Data for this exercise:
((
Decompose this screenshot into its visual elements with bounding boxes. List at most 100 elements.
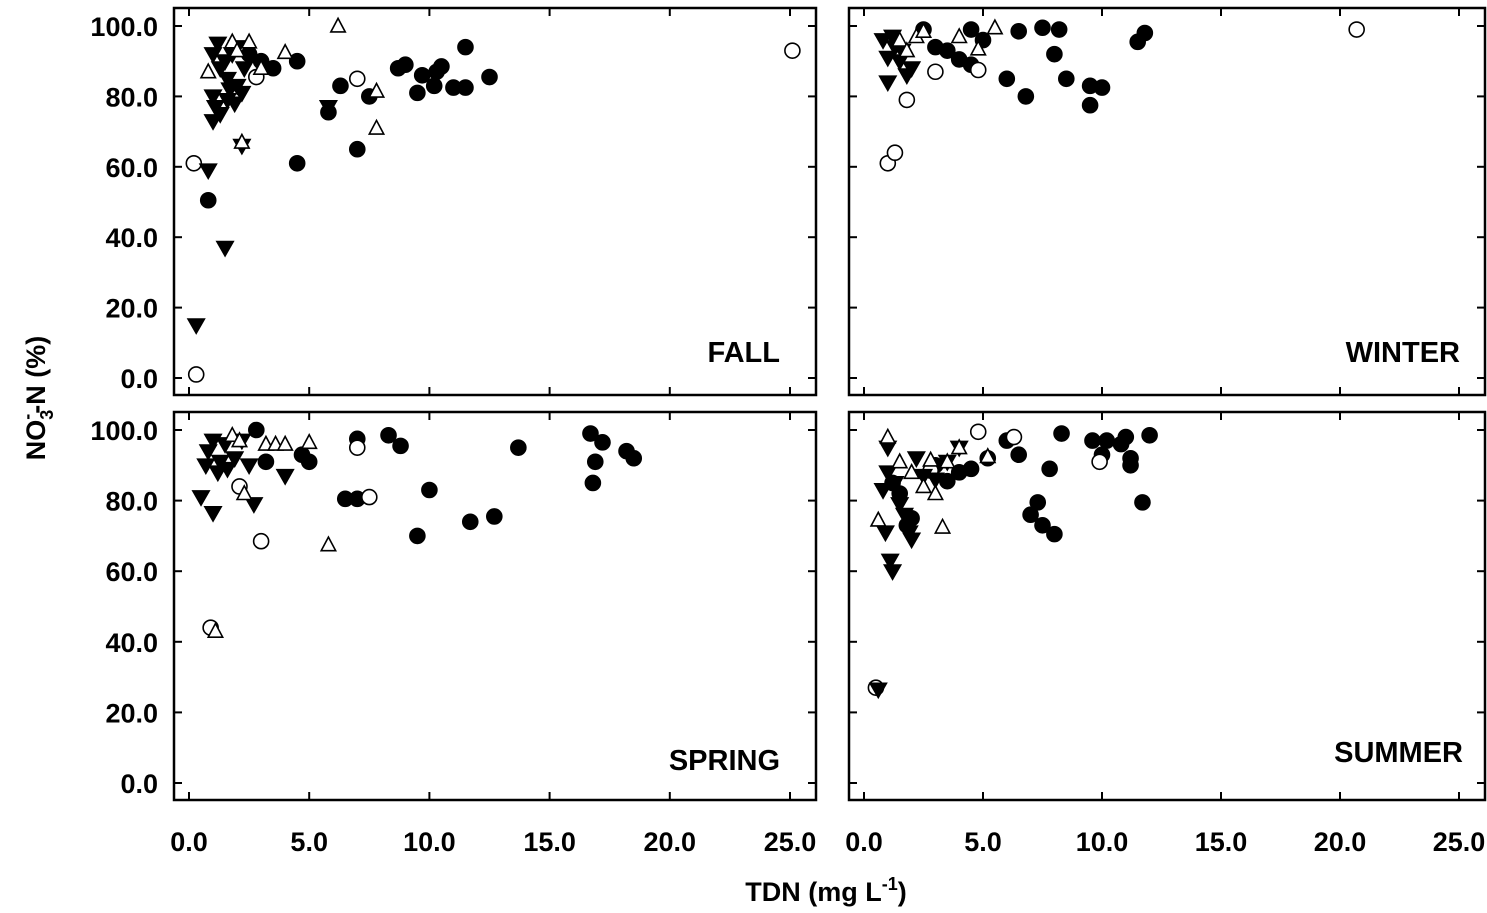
data-point: [240, 32, 258, 49]
data-point: [392, 437, 409, 455]
data-point: [1081, 96, 1099, 114]
data-point: [986, 18, 1004, 35]
panel-winter: WINTER: [847, 6, 1487, 397]
panel-label: SUMMER: [1334, 737, 1463, 769]
data-point: [894, 507, 914, 525]
data-point: [198, 163, 218, 181]
data-point: [922, 450, 940, 467]
series-open-triangle-up: [206, 425, 337, 638]
y-tick-label: 0.0: [120, 769, 158, 799]
y-tick-label: 60.0: [105, 153, 158, 183]
data-point: [969, 423, 987, 441]
series-open-triangle-up: [869, 427, 997, 534]
data-point: [203, 505, 223, 523]
data-point: [1141, 426, 1158, 444]
data-point: [902, 532, 922, 550]
data-point: [217, 461, 237, 479]
data-point: [582, 425, 599, 442]
data-point: [1058, 70, 1075, 88]
data-point: [223, 425, 241, 443]
data-point: [348, 140, 366, 158]
data-point: [1005, 428, 1023, 446]
panel-label: SPRING: [669, 745, 780, 777]
y-tick-label: 80.0: [105, 487, 158, 517]
data-point: [191, 490, 211, 507]
data-point: [1046, 45, 1063, 63]
data-point: [950, 438, 968, 455]
data-point: [203, 89, 223, 107]
data-point: [1029, 494, 1047, 511]
y-axis-title: NO3--N (%): [17, 336, 57, 461]
data-point: [433, 58, 450, 75]
data-point: [586, 453, 604, 471]
data-point: [275, 468, 295, 486]
data-point: [239, 458, 259, 476]
data-point: [1046, 525, 1063, 543]
data-point: [329, 16, 347, 33]
y-tick-label: 100.0: [90, 416, 158, 446]
data-point: [215, 240, 235, 258]
data-point: [1084, 432, 1101, 449]
data-point: [902, 61, 922, 78]
data-point: [1041, 460, 1058, 478]
data-point: [879, 427, 897, 444]
data-point: [457, 79, 474, 96]
data-point: [288, 154, 306, 172]
panel-frame: [847, 6, 1487, 397]
panel-label: FALL: [708, 337, 781, 369]
data-point: [891, 30, 909, 47]
data-point: [1017, 88, 1035, 105]
data-point: [187, 366, 205, 383]
data-point: [486, 508, 503, 525]
panels-group: 0.0 20.0 40.0 60.0 80.0 100.0 FALL WINTER 0.0 20.…: [90, 6, 1487, 857]
data-point: [257, 453, 275, 471]
data-point: [914, 477, 933, 494]
series-filled-circle: [915, 19, 1154, 114]
data-point: [367, 81, 386, 98]
data-point: [969, 39, 987, 56]
x-tick-label: 25.0: [1433, 827, 1486, 857]
data-point: [869, 510, 887, 527]
data-point: [318, 99, 338, 117]
data-point: [186, 318, 206, 335]
data-point: [234, 61, 254, 78]
data-point: [232, 85, 252, 103]
series-filled-circle: [199, 38, 498, 209]
data-point: [875, 525, 895, 543]
data-point: [868, 682, 888, 700]
data-point: [594, 434, 611, 451]
data-point: [248, 421, 265, 439]
y-tick-label: 100.0: [90, 12, 158, 42]
series-open-circle: [879, 21, 1365, 172]
data-point: [878, 465, 898, 483]
data-point: [969, 61, 987, 79]
data-point: [244, 497, 264, 514]
data-point: [332, 77, 349, 95]
data-point: [891, 452, 909, 469]
x-tick-label: 25.0: [764, 827, 817, 857]
panel-summer: 0.0 5.0 10.0 15.0 20.0 25.0 SUMMER: [845, 410, 1487, 857]
data-point: [510, 439, 527, 456]
data-point: [276, 43, 294, 60]
y-tick-label: 0.0: [120, 364, 158, 394]
data-point: [1098, 432, 1116, 449]
series-open-triangle-up: [199, 16, 386, 149]
data-point: [950, 27, 968, 44]
data-point: [1348, 21, 1365, 38]
data-point: [348, 439, 366, 456]
data-point: [962, 460, 980, 478]
data-point: [413, 66, 431, 84]
data-point: [252, 532, 270, 550]
data-point: [367, 118, 386, 135]
data-point: [225, 96, 245, 114]
data-point: [625, 449, 643, 467]
data-point: [233, 132, 251, 149]
data-point: [425, 77, 443, 95]
x-tick-label: 15.0: [523, 827, 576, 857]
data-point: [906, 451, 926, 468]
data-point: [784, 42, 801, 59]
data-point: [925, 472, 945, 490]
data-point: [1050, 21, 1068, 38]
data-point: [481, 68, 498, 86]
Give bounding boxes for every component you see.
))
Task details:
Reproduce all of the material above, changing every instance of "data-point" to "marker" and leaving everything else unchanged. Omit the pictures.

Expected output:
Decompose this screenshot into its visual elements with bounding boxes. List at most 100 elements.
marker: [240, 32, 258, 49]
marker: [392, 437, 409, 455]
marker: [1081, 96, 1099, 114]
marker: [986, 18, 1004, 35]
panel-winter: WINTER: [847, 6, 1487, 397]
panel-label: SUMMER: [1334, 737, 1463, 769]
marker: [894, 507, 914, 525]
marker: [198, 163, 218, 181]
marker: [922, 450, 940, 467]
series-open-triangle-up: [206, 425, 337, 638]
y-tick-label: 0.0: [120, 769, 158, 799]
y-tick-label: 60.0: [105, 153, 158, 183]
marker: [969, 423, 987, 441]
series-open-triangle-up: [869, 427, 997, 534]
marker: [203, 505, 223, 523]
marker: [1141, 426, 1158, 444]
marker: [902, 532, 922, 550]
marker: [217, 461, 237, 479]
marker: [582, 425, 599, 442]
marker: [1058, 70, 1075, 88]
marker: [223, 425, 241, 443]
marker: [348, 140, 366, 158]
marker: [1005, 428, 1023, 446]
panel-label: SPRING: [669, 745, 780, 777]
y-tick-label: 80.0: [105, 487, 158, 517]
marker: [191, 490, 211, 507]
marker: [1046, 45, 1063, 63]
marker: [950, 438, 968, 455]
marker: [203, 89, 223, 107]
marker: [1029, 494, 1047, 511]
y-axis-title: NO3--N (%): [17, 336, 57, 461]
marker: [433, 58, 450, 75]
marker: [586, 453, 604, 471]
marker: [275, 468, 295, 486]
marker: [239, 458, 259, 476]
marker: [1046, 525, 1063, 543]
marker: [329, 16, 347, 33]
y-tick-label: 100.0: [90, 416, 158, 446]
marker: [215, 240, 235, 258]
marker: [1084, 432, 1101, 449]
marker: [902, 61, 922, 78]
marker: [1041, 460, 1058, 478]
marker: [879, 427, 897, 444]
marker: [457, 79, 474, 96]
marker: [288, 154, 306, 172]
panel-frame: [847, 6, 1487, 397]
panel-label: FALL: [708, 337, 781, 369]
marker: [891, 30, 909, 47]
marker: [1017, 88, 1035, 105]
marker: [187, 366, 205, 383]
marker: [486, 508, 503, 525]
panels-group: 0.0 20.0 40.0 60.0 80.0 100.0 FALL WINTER 0.0 20.…: [90, 6, 1487, 857]
marker: [257, 453, 275, 471]
marker: [914, 477, 933, 494]
series-filled-circle: [915, 19, 1154, 114]
marker: [367, 81, 386, 98]
marker: [969, 39, 987, 56]
x-tick-label: 25.0: [1433, 827, 1486, 857]
marker: [869, 510, 887, 527]
marker: [318, 99, 338, 117]
marker: [186, 318, 206, 335]
marker: [234, 61, 254, 78]
marker: [232, 85, 252, 103]
series-filled-circle: [199, 38, 498, 209]
marker: [875, 525, 895, 543]
marker: [868, 682, 888, 700]
marker: [594, 434, 611, 451]
marker: [248, 421, 265, 439]
y-tick-label: 100.0: [90, 12, 158, 42]
series-open-circle: [879, 21, 1365, 172]
marker: [878, 465, 898, 483]
marker: [969, 61, 987, 79]
marker: [244, 497, 264, 514]
marker: [332, 77, 349, 95]
marker: [891, 452, 909, 469]
x-tick-label: 25.0: [764, 827, 817, 857]
panel-summer: 0.0 5.0 10.0 15.0 20.0 25.0 SUMMER: [845, 410, 1487, 857]
marker: [510, 439, 527, 456]
marker: [276, 43, 294, 60]
y-tick-label: 0.0: [120, 364, 158, 394]
marker: [1098, 432, 1116, 449]
series-open-triangle-up: [199, 16, 386, 149]
marker: [950, 27, 968, 44]
marker: [1348, 21, 1365, 38]
marker: [348, 439, 366, 456]
marker: [962, 460, 980, 478]
marker: [413, 66, 431, 84]
marker: [252, 532, 270, 550]
marker: [367, 118, 386, 135]
marker: [225, 96, 245, 114]
marker: [625, 449, 643, 467]
marker: [233, 132, 251, 149]
marker: [425, 77, 443, 95]
x-tick-label: 15.0: [523, 827, 576, 857]
marker: [906, 451, 926, 468]
marker: [784, 42, 801, 59]
marker: [925, 472, 945, 490]
marker: [1050, 21, 1068, 38]
marker: [481, 68, 498, 86]
Give bounding boxes for every component you see.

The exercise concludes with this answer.